■ Problem statement
List the operating systems on which the question about backgrounding a C/C++ program says an ideal solution would work.

BEGIN Document extract

How can a C/C++ program put itself into background

2020-02-05 02:29发布

What's the best way for a running C or C++ program that's been launched from the command line to put itself into the background, equivalent to if the user had launched from the unix shell with '&' at the end of the command? (But the user didn't.) It's a GUI app and doesn't need any shell I/O, so there's no reason to tie up the shell after launch. But I want a shell command launch to be auto-backgrounded without the '&' (or on Windows).

Ideally, I want a solution that would work on any of Linux, OS X, and Windows. (Or separate solutions that I can select with #ifdef.) It's ok to assume that this should be done right at the beginning of execution, as opposed to somewhere in the middle.

One solution is to have the main program be a script that launches the real binary, carefully putting it into the background. But it seems unsatisfying to need these coupled shell/binary pairs.

END Document extract
BEGIN Supplied material

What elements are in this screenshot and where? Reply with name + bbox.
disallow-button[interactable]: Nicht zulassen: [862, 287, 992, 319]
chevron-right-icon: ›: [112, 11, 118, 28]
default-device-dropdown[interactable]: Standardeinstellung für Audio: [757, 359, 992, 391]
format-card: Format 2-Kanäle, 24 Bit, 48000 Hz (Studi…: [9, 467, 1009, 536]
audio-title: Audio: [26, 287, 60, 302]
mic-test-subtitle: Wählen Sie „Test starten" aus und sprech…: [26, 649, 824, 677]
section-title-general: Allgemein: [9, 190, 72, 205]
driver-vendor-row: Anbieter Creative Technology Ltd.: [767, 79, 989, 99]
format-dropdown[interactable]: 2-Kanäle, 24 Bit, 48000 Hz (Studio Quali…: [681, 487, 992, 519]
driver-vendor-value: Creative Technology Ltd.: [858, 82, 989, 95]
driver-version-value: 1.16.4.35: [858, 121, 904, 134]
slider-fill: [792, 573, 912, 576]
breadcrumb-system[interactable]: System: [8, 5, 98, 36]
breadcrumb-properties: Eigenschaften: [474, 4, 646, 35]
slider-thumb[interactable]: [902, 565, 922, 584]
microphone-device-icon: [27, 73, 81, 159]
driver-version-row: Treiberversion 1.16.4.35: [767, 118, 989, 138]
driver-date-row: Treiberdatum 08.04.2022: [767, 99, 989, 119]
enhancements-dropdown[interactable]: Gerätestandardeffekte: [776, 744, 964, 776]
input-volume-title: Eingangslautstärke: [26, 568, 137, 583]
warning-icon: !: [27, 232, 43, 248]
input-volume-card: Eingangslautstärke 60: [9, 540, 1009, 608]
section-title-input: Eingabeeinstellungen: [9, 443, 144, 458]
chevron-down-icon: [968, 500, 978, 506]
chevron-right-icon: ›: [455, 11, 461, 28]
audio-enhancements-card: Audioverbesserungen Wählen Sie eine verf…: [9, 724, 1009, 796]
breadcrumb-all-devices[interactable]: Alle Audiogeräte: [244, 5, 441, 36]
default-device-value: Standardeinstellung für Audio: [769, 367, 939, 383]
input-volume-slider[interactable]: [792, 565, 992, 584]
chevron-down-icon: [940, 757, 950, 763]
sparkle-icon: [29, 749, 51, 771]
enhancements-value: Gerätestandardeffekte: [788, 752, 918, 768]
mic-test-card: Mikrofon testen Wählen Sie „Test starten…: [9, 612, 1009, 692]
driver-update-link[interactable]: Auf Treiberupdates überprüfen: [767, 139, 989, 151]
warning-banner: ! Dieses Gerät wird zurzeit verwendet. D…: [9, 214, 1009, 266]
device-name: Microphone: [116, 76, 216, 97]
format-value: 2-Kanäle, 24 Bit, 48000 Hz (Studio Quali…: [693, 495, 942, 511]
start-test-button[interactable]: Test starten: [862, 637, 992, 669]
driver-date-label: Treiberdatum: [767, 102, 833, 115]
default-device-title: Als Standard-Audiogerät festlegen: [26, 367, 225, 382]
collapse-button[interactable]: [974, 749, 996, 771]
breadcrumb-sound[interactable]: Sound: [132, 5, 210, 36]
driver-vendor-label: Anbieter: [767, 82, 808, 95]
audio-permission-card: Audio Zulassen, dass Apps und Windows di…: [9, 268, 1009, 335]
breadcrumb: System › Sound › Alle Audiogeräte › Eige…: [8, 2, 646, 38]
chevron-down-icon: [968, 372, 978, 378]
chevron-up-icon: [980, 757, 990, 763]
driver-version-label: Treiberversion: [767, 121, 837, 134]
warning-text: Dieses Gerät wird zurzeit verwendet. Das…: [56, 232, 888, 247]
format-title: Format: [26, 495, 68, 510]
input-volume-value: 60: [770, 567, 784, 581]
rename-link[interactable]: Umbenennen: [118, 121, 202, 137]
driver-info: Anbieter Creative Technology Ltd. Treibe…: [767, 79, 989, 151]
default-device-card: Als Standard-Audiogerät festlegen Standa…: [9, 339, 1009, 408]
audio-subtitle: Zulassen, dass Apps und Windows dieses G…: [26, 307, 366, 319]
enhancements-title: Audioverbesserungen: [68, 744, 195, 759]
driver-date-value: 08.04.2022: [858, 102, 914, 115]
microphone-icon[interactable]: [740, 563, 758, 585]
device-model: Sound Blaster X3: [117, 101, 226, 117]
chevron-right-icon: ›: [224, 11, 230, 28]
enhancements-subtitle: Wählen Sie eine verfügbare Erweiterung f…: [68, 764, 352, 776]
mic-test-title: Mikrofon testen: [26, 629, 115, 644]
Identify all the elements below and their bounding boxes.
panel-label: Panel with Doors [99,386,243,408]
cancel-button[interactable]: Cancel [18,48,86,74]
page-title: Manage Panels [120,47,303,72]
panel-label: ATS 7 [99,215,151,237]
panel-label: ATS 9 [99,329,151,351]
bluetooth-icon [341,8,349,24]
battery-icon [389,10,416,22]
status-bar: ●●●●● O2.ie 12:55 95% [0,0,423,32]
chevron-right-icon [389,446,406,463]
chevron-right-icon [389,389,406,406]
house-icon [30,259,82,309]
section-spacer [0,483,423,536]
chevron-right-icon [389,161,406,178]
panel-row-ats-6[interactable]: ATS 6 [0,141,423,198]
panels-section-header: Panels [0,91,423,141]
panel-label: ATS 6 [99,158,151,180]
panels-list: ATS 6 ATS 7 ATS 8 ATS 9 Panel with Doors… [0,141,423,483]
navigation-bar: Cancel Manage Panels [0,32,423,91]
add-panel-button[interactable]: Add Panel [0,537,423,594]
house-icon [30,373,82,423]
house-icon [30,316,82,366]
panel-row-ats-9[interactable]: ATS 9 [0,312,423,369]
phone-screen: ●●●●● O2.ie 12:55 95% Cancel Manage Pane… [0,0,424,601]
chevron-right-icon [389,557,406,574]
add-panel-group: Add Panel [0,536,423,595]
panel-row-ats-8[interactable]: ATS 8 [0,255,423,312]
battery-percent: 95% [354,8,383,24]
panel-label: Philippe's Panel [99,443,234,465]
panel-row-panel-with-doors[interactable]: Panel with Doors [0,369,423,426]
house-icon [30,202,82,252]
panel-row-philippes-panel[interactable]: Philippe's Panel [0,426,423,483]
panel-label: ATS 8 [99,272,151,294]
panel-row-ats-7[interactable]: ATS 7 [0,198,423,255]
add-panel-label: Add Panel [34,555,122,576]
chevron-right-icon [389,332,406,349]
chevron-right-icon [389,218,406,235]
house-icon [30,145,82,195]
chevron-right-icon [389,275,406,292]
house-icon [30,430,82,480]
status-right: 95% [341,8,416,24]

END Supplied material

■ Your solution
Linux, OS X, Windows